Write out all of the records precisely. Skip anything that is a picture.

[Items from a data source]
-- START --
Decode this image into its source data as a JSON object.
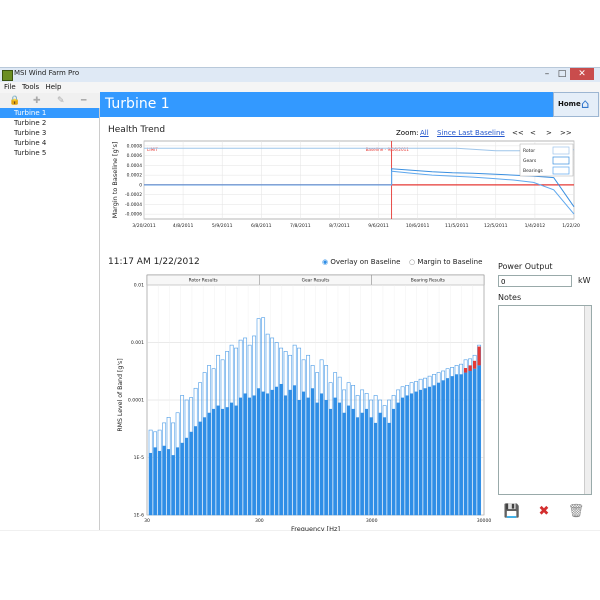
{
  "app": {
    "title": "MSI Wind Farm Pro"
  },
  "menu": [
    "File",
    "Tools",
    "Help"
  ],
  "sidebar": {
    "items": [
      "Turbine 1",
      "Turbine 2",
      "Turbine 3",
      "Turbine 4",
      "Turbine 5"
    ],
    "selected_index": 0
  },
  "header": {
    "title": "Turbine 1",
    "home_label": "Home"
  },
  "health": {
    "title": "Health Trend",
    "zoom_label": "Zoom:",
    "zoom_all": "All",
    "zoom_since": "Since Last Baseline",
    "nav": [
      "<<",
      "<",
      ">",
      ">>"
    ]
  },
  "spectrum": {
    "timestamp": "11:17 AM 1/22/2012",
    "overlay_label": "Overlay on Baseline",
    "margin_label": "Margin to Baseline"
  },
  "power": {
    "label": "Power Output",
    "value": "0",
    "unit": "kW"
  },
  "notes": {
    "label": "Notes"
  },
  "colors": {
    "accent": "#3399ff",
    "bar": "#2f8ee6",
    "bar_outline": "#4a9be6",
    "alarm": "#e53935"
  },
  "icons": [
    "lock-icon",
    "add-icon",
    "edit-icon",
    "remove-icon",
    "home-icon",
    "save-icon",
    "delete-icon",
    "trash-icon"
  ],
  "chart_data": [
    {
      "type": "line",
      "title": "Health Trend",
      "ylabel": "Margin to Baseline [g's]",
      "x_ticks": [
        "3/20/2011",
        "4/8/2011",
        "5/9/2011",
        "6/8/2011",
        "7/8/2011",
        "8/7/2011",
        "9/6/2011",
        "10/6/2011",
        "11/5/2011",
        "12/5/2011",
        "1/4/2012",
        "1/22/2012"
      ],
      "y_ticks": [
        "0.0008",
        "0.0006",
        "0.0004",
        "0.0002",
        "0",
        "-0.0002",
        "-0.0004",
        "-0.0006"
      ],
      "ylim": [
        -0.0007,
        0.0009
      ],
      "annotations": [
        "LIMIT",
        "Baseline - 9/16/2011"
      ],
      "limit_value": 0,
      "baseline_date": "9/16/2011",
      "legend": [
        "Rotor",
        "Gears",
        "Bearings"
      ],
      "series": [
        {
          "name": "Rotor",
          "values": [
            0.00075,
            0.00075,
            0.00075,
            0.00075,
            0.00075,
            0.00075,
            0.00075,
            0.00075,
            0.00075,
            0.0007,
            0.0007,
            0.00072
          ]
        },
        {
          "name": "Gears",
          "values": [
            0.0,
            0.0,
            0.0,
            0.0,
            0.0,
            0.0,
            0.0,
            0.0,
            0.00033,
            0.0003,
            0.00027,
            0.00025,
            0.00024,
            0.00022,
            0.0002,
            0.00018,
            0.00015,
            -0.00045
          ]
        },
        {
          "name": "Bearings",
          "values": [
            0.0,
            0.0,
            0.0,
            0.0,
            0.0,
            0.0,
            0.0,
            0.0,
            0.00028,
            0.00024,
            0.0002,
            0.00018,
            0.00016,
            0.00013,
            0.0001,
            5e-05,
            -0.0001,
            -0.0006
          ]
        }
      ]
    },
    {
      "type": "bar",
      "xlabel": "Frequency [Hz]",
      "ylabel": "RMS Level of Band [g's]",
      "x_ticks": [
        "30",
        "300",
        "3000",
        "30000"
      ],
      "y_ticks": [
        "0.01",
        "0.001",
        "0.0001",
        "1E-5",
        "1E-6"
      ],
      "yscale": "log",
      "ylim": [
        1e-06,
        0.01
      ],
      "sections": [
        "Rotor Results",
        "Gear Results",
        "Bearing Results"
      ],
      "values": [
        1.2e-05,
        1.5e-05,
        1.3e-05,
        1.6e-05,
        1.4e-05,
        1.1e-05,
        1.5e-05,
        1.8e-05,
        2.2e-05,
        2.8e-05,
        3.5e-05,
        4.2e-05,
        5e-05,
        6e-05,
        7e-05,
        8e-05,
        7e-05,
        7.5e-05,
        9e-05,
        8e-05,
        0.00011,
        0.00013,
        0.00011,
        0.00012,
        0.00016,
        0.00014,
        0.00013,
        0.00015,
        0.00017,
        0.00019,
        0.00012,
        0.00015,
        0.00018,
        0.0001,
        0.00014,
        0.00011,
        0.00016,
        9e-05,
        0.00013,
        0.0001,
        7e-05,
        0.00011,
        9e-05,
        6e-05,
        8e-05,
        7e-05,
        5e-05,
        6e-05,
        7e-05,
        5e-05,
        4e-05,
        6e-05,
        5e-05,
        4e-05,
        7e-05,
        9e-05,
        0.00011,
        0.00012,
        0.00013,
        0.00014,
        0.00015,
        0.00016,
        0.00017,
        0.00018,
        0.0002,
        0.00022,
        0.00024,
        0.00026,
        0.00028,
        0.00028,
        0.0003,
        0.00032,
        0.00035,
        0.0004
      ],
      "baseline": [
        3e-05,
        2.8e-05,
        3e-05,
        4e-05,
        5e-05,
        4e-05,
        6e-05,
        0.00012,
        0.0001,
        0.00011,
        0.00016,
        0.0002,
        0.0003,
        0.0004,
        0.00035,
        0.0006,
        0.0005,
        0.0007,
        0.0009,
        0.0008,
        0.0011,
        0.0012,
        0.0009,
        0.0013,
        0.0026,
        0.0027,
        0.0014,
        0.0012,
        0.001,
        0.0008,
        0.0007,
        0.0006,
        0.0009,
        0.0008,
        0.0005,
        0.0006,
        0.0004,
        0.0003,
        0.0005,
        0.0004,
        0.0002,
        0.0003,
        0.00025,
        0.00015,
        0.0002,
        0.00018,
        0.00012,
        0.00015,
        0.00013,
        0.0001,
        0.00012,
        0.0001,
        8e-05,
        0.0001,
        0.00012,
        0.00015,
        0.00017,
        0.00018,
        0.0002,
        0.00021,
        0.00023,
        0.00024,
        0.00026,
        0.00028,
        0.0003,
        0.00032,
        0.00035,
        0.00037,
        0.0004,
        0.00042,
        0.0005,
        0.00052,
        0.0006,
        0.0009
      ],
      "exceed": [
        0,
        0,
        0,
        0,
        0,
        0,
        0,
        0,
        0,
        0,
        0,
        0,
        0,
        0,
        0,
        0,
        0,
        0,
        0,
        0,
        0,
        0,
        0,
        0,
        0,
        0,
        0,
        0,
        0,
        0,
        0,
        0,
        0,
        0,
        0,
        0,
        0,
        0,
        0,
        0,
        0,
        0,
        0,
        0,
        0,
        0,
        0,
        0,
        0,
        0,
        0,
        0,
        0,
        0,
        0,
        0,
        0,
        0,
        0,
        0,
        0,
        0,
        0,
        0,
        0,
        0,
        0,
        0,
        0,
        0,
        0.00036,
        0.0004,
        0.00048,
        0.00085
      ]
    }
  ]
}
-- END --
* Result
Decode this image into its source data as a JSON object.
{
  "app": {
    "title": "MSI Wind Farm Pro"
  },
  "menu": [
    "File",
    "Tools",
    "Help"
  ],
  "sidebar": {
    "items": [
      "Turbine 1",
      "Turbine 2",
      "Turbine 3",
      "Turbine 4",
      "Turbine 5"
    ],
    "selected_index": 0
  },
  "header": {
    "title": "Turbine 1",
    "home_label": "Home"
  },
  "health": {
    "title": "Health Trend",
    "zoom_label": "Zoom:",
    "zoom_all": "All",
    "zoom_since": "Since Last Baseline",
    "nav": [
      "<<",
      "<",
      ">",
      ">>"
    ]
  },
  "spectrum": {
    "timestamp": "11:17 AM 1/22/2012",
    "overlay_label": "Overlay on Baseline",
    "margin_label": "Margin to Baseline"
  },
  "power": {
    "label": "Power Output",
    "value": "0",
    "unit": "kW"
  },
  "notes": {
    "label": "Notes"
  },
  "colors": {
    "accent": "#3399ff",
    "bar": "#2f8ee6",
    "bar_outline": "#4a9be6",
    "alarm": "#e53935"
  },
  "icons": [
    "lock-icon",
    "add-icon",
    "edit-icon",
    "remove-icon",
    "home-icon",
    "save-icon",
    "delete-icon",
    "trash-icon"
  ],
  "chart_data": [
    {
      "type": "line",
      "title": "Health Trend",
      "ylabel": "Margin to Baseline [g's]",
      "x_ticks": [
        "3/20/2011",
        "4/8/2011",
        "5/9/2011",
        "6/8/2011",
        "7/8/2011",
        "8/7/2011",
        "9/6/2011",
        "10/6/2011",
        "11/5/2011",
        "12/5/2011",
        "1/4/2012",
        "1/22/2012"
      ],
      "y_ticks": [
        "0.0008",
        "0.0006",
        "0.0004",
        "0.0002",
        "0",
        "-0.0002",
        "-0.0004",
        "-0.0006"
      ],
      "ylim": [
        -0.0007,
        0.0009
      ],
      "annotations": [
        "LIMIT",
        "Baseline - 9/16/2011"
      ],
      "limit_value": 0,
      "baseline_date": "9/16/2011",
      "legend": [
        "Rotor",
        "Gears",
        "Bearings"
      ],
      "series": [
        {
          "name": "Rotor",
          "values": [
            0.00075,
            0.00075,
            0.00075,
            0.00075,
            0.00075,
            0.00075,
            0.00075,
            0.00075,
            0.00075,
            0.0007,
            0.0007,
            0.00072
          ]
        },
        {
          "name": "Gears",
          "values": [
            0.0,
            0.0,
            0.0,
            0.0,
            0.0,
            0.0,
            0.0,
            0.0,
            0.00033,
            0.0003,
            0.00027,
            0.00025,
            0.00024,
            0.00022,
            0.0002,
            0.00018,
            0.00015,
            -0.00045
          ]
        },
        {
          "name": "Bearings",
          "values": [
            0.0,
            0.0,
            0.0,
            0.0,
            0.0,
            0.0,
            0.0,
            0.0,
            0.00028,
            0.00024,
            0.0002,
            0.00018,
            0.00016,
            0.00013,
            0.0001,
            5e-05,
            -0.0001,
            -0.0006
          ]
        }
      ]
    },
    {
      "type": "bar",
      "xlabel": "Frequency [Hz]",
      "ylabel": "RMS Level of Band [g's]",
      "x_ticks": [
        "30",
        "300",
        "3000",
        "30000"
      ],
      "y_ticks": [
        "0.01",
        "0.001",
        "0.0001",
        "1E-5",
        "1E-6"
      ],
      "yscale": "log",
      "ylim": [
        1e-06,
        0.01
      ],
      "sections": [
        "Rotor Results",
        "Gear Results",
        "Bearing Results"
      ],
      "values": [
        1.2e-05,
        1.5e-05,
        1.3e-05,
        1.6e-05,
        1.4e-05,
        1.1e-05,
        1.5e-05,
        1.8e-05,
        2.2e-05,
        2.8e-05,
        3.5e-05,
        4.2e-05,
        5e-05,
        6e-05,
        7e-05,
        8e-05,
        7e-05,
        7.5e-05,
        9e-05,
        8e-05,
        0.00011,
        0.00013,
        0.00011,
        0.00012,
        0.00016,
        0.00014,
        0.00013,
        0.00015,
        0.00017,
        0.00019,
        0.00012,
        0.00015,
        0.00018,
        0.0001,
        0.00014,
        0.00011,
        0.00016,
        9e-05,
        0.00013,
        0.0001,
        7e-05,
        0.00011,
        9e-05,
        6e-05,
        8e-05,
        7e-05,
        5e-05,
        6e-05,
        7e-05,
        5e-05,
        4e-05,
        6e-05,
        5e-05,
        4e-05,
        7e-05,
        9e-05,
        0.00011,
        0.00012,
        0.00013,
        0.00014,
        0.00015,
        0.00016,
        0.00017,
        0.00018,
        0.0002,
        0.00022,
        0.00024,
        0.00026,
        0.00028,
        0.00028,
        0.0003,
        0.00032,
        0.00035,
        0.0004
      ],
      "baseline": [
        3e-05,
        2.8e-05,
        3e-05,
        4e-05,
        5e-05,
        4e-05,
        6e-05,
        0.00012,
        0.0001,
        0.00011,
        0.00016,
        0.0002,
        0.0003,
        0.0004,
        0.00035,
        0.0006,
        0.0005,
        0.0007,
        0.0009,
        0.0008,
        0.0011,
        0.0012,
        0.0009,
        0.0013,
        0.0026,
        0.0027,
        0.0014,
        0.0012,
        0.001,
        0.0008,
        0.0007,
        0.0006,
        0.0009,
        0.0008,
        0.0005,
        0.0006,
        0.0004,
        0.0003,
        0.0005,
        0.0004,
        0.0002,
        0.0003,
        0.00025,
        0.00015,
        0.0002,
        0.00018,
        0.00012,
        0.00015,
        0.00013,
        0.0001,
        0.00012,
        0.0001,
        8e-05,
        0.0001,
        0.00012,
        0.00015,
        0.00017,
        0.00018,
        0.0002,
        0.00021,
        0.00023,
        0.00024,
        0.00026,
        0.00028,
        0.0003,
        0.00032,
        0.00035,
        0.00037,
        0.0004,
        0.00042,
        0.0005,
        0.00052,
        0.0006,
        0.0009
      ],
      "exceed": [
        0,
        0,
        0,
        0,
        0,
        0,
        0,
        0,
        0,
        0,
        0,
        0,
        0,
        0,
        0,
        0,
        0,
        0,
        0,
        0,
        0,
        0,
        0,
        0,
        0,
        0,
        0,
        0,
        0,
        0,
        0,
        0,
        0,
        0,
        0,
        0,
        0,
        0,
        0,
        0,
        0,
        0,
        0,
        0,
        0,
        0,
        0,
        0,
        0,
        0,
        0,
        0,
        0,
        0,
        0,
        0,
        0,
        0,
        0,
        0,
        0,
        0,
        0,
        0,
        0,
        0,
        0,
        0,
        0,
        0,
        0.00036,
        0.0004,
        0.00048,
        0.00085
      ]
    }
  ]
}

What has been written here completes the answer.